RECORD EXTRACTS =>

# # #

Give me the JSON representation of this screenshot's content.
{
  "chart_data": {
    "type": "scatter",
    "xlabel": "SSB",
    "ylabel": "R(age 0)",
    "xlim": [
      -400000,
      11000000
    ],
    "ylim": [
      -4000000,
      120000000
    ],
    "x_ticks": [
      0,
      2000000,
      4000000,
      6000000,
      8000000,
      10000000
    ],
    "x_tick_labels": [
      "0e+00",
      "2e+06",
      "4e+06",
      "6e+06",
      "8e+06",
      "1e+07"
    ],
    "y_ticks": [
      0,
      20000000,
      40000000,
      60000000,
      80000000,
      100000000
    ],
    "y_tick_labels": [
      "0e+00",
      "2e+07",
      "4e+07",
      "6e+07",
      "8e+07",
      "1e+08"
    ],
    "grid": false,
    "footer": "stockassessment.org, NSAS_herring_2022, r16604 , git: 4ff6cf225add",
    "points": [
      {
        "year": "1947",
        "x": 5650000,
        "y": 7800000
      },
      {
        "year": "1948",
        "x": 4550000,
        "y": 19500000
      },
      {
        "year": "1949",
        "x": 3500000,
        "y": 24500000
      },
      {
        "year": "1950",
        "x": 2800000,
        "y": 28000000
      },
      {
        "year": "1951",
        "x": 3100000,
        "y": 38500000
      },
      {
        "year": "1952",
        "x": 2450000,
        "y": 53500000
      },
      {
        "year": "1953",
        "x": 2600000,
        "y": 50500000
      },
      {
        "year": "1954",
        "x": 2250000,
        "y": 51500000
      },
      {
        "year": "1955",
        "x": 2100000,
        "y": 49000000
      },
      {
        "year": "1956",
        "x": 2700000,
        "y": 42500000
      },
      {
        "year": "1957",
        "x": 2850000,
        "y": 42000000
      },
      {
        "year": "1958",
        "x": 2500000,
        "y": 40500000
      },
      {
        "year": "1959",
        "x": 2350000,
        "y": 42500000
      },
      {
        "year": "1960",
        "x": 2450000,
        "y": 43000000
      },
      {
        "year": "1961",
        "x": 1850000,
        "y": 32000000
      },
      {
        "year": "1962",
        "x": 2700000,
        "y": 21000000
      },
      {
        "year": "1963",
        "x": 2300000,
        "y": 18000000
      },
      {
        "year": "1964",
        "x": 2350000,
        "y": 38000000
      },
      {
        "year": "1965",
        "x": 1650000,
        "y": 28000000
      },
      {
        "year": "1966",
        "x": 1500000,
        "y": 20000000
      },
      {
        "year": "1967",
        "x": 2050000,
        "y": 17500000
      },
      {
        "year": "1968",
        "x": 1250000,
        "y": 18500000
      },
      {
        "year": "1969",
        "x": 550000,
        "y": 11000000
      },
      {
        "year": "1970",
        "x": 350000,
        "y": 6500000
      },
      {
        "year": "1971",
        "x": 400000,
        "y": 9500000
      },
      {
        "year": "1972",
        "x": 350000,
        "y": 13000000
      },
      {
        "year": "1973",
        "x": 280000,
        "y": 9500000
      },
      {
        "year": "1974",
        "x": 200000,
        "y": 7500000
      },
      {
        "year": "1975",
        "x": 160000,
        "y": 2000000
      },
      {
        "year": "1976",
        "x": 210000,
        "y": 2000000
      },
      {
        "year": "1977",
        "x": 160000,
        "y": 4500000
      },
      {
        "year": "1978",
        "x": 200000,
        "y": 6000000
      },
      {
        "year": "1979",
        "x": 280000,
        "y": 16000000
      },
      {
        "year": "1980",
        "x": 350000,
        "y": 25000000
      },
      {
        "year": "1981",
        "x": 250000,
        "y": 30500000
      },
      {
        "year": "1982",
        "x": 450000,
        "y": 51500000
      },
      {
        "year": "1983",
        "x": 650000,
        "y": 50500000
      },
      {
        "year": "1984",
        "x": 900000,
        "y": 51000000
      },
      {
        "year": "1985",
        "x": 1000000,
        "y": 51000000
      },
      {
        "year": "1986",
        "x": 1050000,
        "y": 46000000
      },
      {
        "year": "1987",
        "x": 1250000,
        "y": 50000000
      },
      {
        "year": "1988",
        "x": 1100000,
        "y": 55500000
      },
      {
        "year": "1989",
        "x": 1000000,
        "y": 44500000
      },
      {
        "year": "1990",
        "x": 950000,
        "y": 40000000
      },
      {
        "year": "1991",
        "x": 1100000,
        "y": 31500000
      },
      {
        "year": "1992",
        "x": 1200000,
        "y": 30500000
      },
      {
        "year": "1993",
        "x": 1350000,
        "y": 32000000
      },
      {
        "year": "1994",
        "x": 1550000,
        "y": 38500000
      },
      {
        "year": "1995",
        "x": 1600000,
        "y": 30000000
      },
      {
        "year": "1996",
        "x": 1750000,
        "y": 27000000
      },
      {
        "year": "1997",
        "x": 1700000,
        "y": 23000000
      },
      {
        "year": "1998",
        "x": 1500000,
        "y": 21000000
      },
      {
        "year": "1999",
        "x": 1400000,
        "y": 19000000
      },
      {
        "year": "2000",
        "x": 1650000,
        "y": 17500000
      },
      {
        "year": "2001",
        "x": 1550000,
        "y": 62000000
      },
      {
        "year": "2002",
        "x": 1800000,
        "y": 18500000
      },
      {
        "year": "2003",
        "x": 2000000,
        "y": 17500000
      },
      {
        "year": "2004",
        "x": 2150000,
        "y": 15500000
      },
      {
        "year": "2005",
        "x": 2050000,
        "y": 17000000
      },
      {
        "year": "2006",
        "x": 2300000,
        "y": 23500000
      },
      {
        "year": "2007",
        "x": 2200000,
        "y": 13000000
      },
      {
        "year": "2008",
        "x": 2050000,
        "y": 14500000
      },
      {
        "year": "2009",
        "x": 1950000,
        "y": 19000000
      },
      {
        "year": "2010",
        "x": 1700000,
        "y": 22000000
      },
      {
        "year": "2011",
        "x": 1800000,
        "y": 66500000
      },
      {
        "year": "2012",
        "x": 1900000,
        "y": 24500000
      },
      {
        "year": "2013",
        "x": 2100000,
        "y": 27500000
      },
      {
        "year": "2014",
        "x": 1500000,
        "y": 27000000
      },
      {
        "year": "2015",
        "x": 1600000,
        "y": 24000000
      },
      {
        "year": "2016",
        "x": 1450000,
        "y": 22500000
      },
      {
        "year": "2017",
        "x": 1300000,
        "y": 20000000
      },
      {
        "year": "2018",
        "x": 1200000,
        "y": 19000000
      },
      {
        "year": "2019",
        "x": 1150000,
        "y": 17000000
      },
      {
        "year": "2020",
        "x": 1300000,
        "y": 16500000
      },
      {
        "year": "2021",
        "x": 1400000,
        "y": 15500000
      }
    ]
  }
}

# # #

GIVEN INSTRUCTION => Above are some records; repeat all of them exactly.

RESPONSE TO THIS EXERCISE =>
Give me the JSON representation of this screenshot's content.
{
  "chart_data": {
    "type": "scatter",
    "xlabel": "SSB",
    "ylabel": "R(age 0)",
    "xlim": [
      -400000,
      11000000
    ],
    "ylim": [
      -4000000,
      120000000
    ],
    "x_ticks": [
      0,
      2000000,
      4000000,
      6000000,
      8000000,
      10000000
    ],
    "x_tick_labels": [
      "0e+00",
      "2e+06",
      "4e+06",
      "6e+06",
      "8e+06",
      "1e+07"
    ],
    "y_ticks": [
      0,
      20000000,
      40000000,
      60000000,
      80000000,
      100000000
    ],
    "y_tick_labels": [
      "0e+00",
      "2e+07",
      "4e+07",
      "6e+07",
      "8e+07",
      "1e+08"
    ],
    "grid": false,
    "footer": "stockassessment.org, NSAS_herring_2022, r16604 , git: 4ff6cf225add",
    "points": [
      {
        "year": "1947",
        "x": 5650000,
        "y": 7800000
      },
      {
        "year": "1948",
        "x": 4550000,
        "y": 19500000
      },
      {
        "year": "1949",
        "x": 3500000,
        "y": 24500000
      },
      {
        "year": "1950",
        "x": 2800000,
        "y": 28000000
      },
      {
        "year": "1951",
        "x": 3100000,
        "y": 38500000
      },
      {
        "year": "1952",
        "x": 2450000,
        "y": 53500000
      },
      {
        "year": "1953",
        "x": 2600000,
        "y": 50500000
      },
      {
        "year": "1954",
        "x": 2250000,
        "y": 51500000
      },
      {
        "year": "1955",
        "x": 2100000,
        "y": 49000000
      },
      {
        "year": "1956",
        "x": 2700000,
        "y": 42500000
      },
      {
        "year": "1957",
        "x": 2850000,
        "y": 42000000
      },
      {
        "year": "1958",
        "x": 2500000,
        "y": 40500000
      },
      {
        "year": "1959",
        "x": 2350000,
        "y": 42500000
      },
      {
        "year": "1960",
        "x": 2450000,
        "y": 43000000
      },
      {
        "year": "1961",
        "x": 1850000,
        "y": 32000000
      },
      {
        "year": "1962",
        "x": 2700000,
        "y": 21000000
      },
      {
        "year": "1963",
        "x": 2300000,
        "y": 18000000
      },
      {
        "year": "1964",
        "x": 2350000,
        "y": 38000000
      },
      {
        "year": "1965",
        "x": 1650000,
        "y": 28000000
      },
      {
        "year": "1966",
        "x": 1500000,
        "y": 20000000
      },
      {
        "year": "1967",
        "x": 2050000,
        "y": 17500000
      },
      {
        "year": "1968",
        "x": 1250000,
        "y": 18500000
      },
      {
        "year": "1969",
        "x": 550000,
        "y": 11000000
      },
      {
        "year": "1970",
        "x": 350000,
        "y": 6500000
      },
      {
        "year": "1971",
        "x": 400000,
        "y": 9500000
      },
      {
        "year": "1972",
        "x": 350000,
        "y": 13000000
      },
      {
        "year": "1973",
        "x": 280000,
        "y": 9500000
      },
      {
        "year": "1974",
        "x": 200000,
        "y": 7500000
      },
      {
        "year": "1975",
        "x": 160000,
        "y": 2000000
      },
      {
        "year": "1976",
        "x": 210000,
        "y": 2000000
      },
      {
        "year": "1977",
        "x": 160000,
        "y": 4500000
      },
      {
        "year": "1978",
        "x": 200000,
        "y": 6000000
      },
      {
        "year": "1979",
        "x": 280000,
        "y": 16000000
      },
      {
        "year": "1980",
        "x": 350000,
        "y": 25000000
      },
      {
        "year": "1981",
        "x": 250000,
        "y": 30500000
      },
      {
        "year": "1982",
        "x": 450000,
        "y": 51500000
      },
      {
        "year": "1983",
        "x": 650000,
        "y": 50500000
      },
      {
        "year": "1984",
        "x": 900000,
        "y": 51000000
      },
      {
        "year": "1985",
        "x": 1000000,
        "y": 51000000
      },
      {
        "year": "1986",
        "x": 1050000,
        "y": 46000000
      },
      {
        "year": "1987",
        "x": 1250000,
        "y": 50000000
      },
      {
        "year": "1988",
        "x": 1100000,
        "y": 55500000
      },
      {
        "year": "1989",
        "x": 1000000,
        "y": 44500000
      },
      {
        "year": "1990",
        "x": 950000,
        "y": 40000000
      },
      {
        "year": "1991",
        "x": 1100000,
        "y": 31500000
      },
      {
        "year": "1992",
        "x": 1200000,
        "y": 30500000
      },
      {
        "year": "1993",
        "x": 1350000,
        "y": 32000000
      },
      {
        "year": "1994",
        "x": 1550000,
        "y": 38500000
      },
      {
        "year": "1995",
        "x": 1600000,
        "y": 30000000
      },
      {
        "year": "1996",
        "x": 1750000,
        "y": 27000000
      },
      {
        "year": "1997",
        "x": 1700000,
        "y": 23000000
      },
      {
        "year": "1998",
        "x": 1500000,
        "y": 21000000
      },
      {
        "year": "1999",
        "x": 1400000,
        "y": 19000000
      },
      {
        "year": "2000",
        "x": 1650000,
        "y": 17500000
      },
      {
        "year": "2001",
        "x": 1550000,
        "y": 62000000
      },
      {
        "year": "2002",
        "x": 1800000,
        "y": 18500000
      },
      {
        "year": "2003",
        "x": 2000000,
        "y": 17500000
      },
      {
        "year": "2004",
        "x": 2150000,
        "y": 15500000
      },
      {
        "year": "2005",
        "x": 2050000,
        "y": 17000000
      },
      {
        "year": "2006",
        "x": 2300000,
        "y": 23500000
      },
      {
        "year": "2007",
        "x": 2200000,
        "y": 13000000
      },
      {
        "year": "2008",
        "x": 2050000,
        "y": 14500000
      },
      {
        "year": "2009",
        "x": 1950000,
        "y": 19000000
      },
      {
        "year": "2010",
        "x": 1700000,
        "y": 22000000
      },
      {
        "year": "2011",
        "x": 1800000,
        "y": 66500000
      },
      {
        "year": "2012",
        "x": 1900000,
        "y": 24500000
      },
      {
        "year": "2013",
        "x": 2100000,
        "y": 27500000
      },
      {
        "year": "2014",
        "x": 1500000,
        "y": 27000000
      },
      {
        "year": "2015",
        "x": 1600000,
        "y": 24000000
      },
      {
        "year": "2016",
        "x": 1450000,
        "y": 22500000
      },
      {
        "year": "2017",
        "x": 1300000,
        "y": 20000000
      },
      {
        "year": "2018",
        "x": 1200000,
        "y": 19000000
      },
      {
        "year": "2019",
        "x": 1150000,
        "y": 17000000
      },
      {
        "year": "2020",
        "x": 1300000,
        "y": 16500000
      },
      {
        "year": "2021",
        "x": 1400000,
        "y": 15500000
      }
    ]
  }
}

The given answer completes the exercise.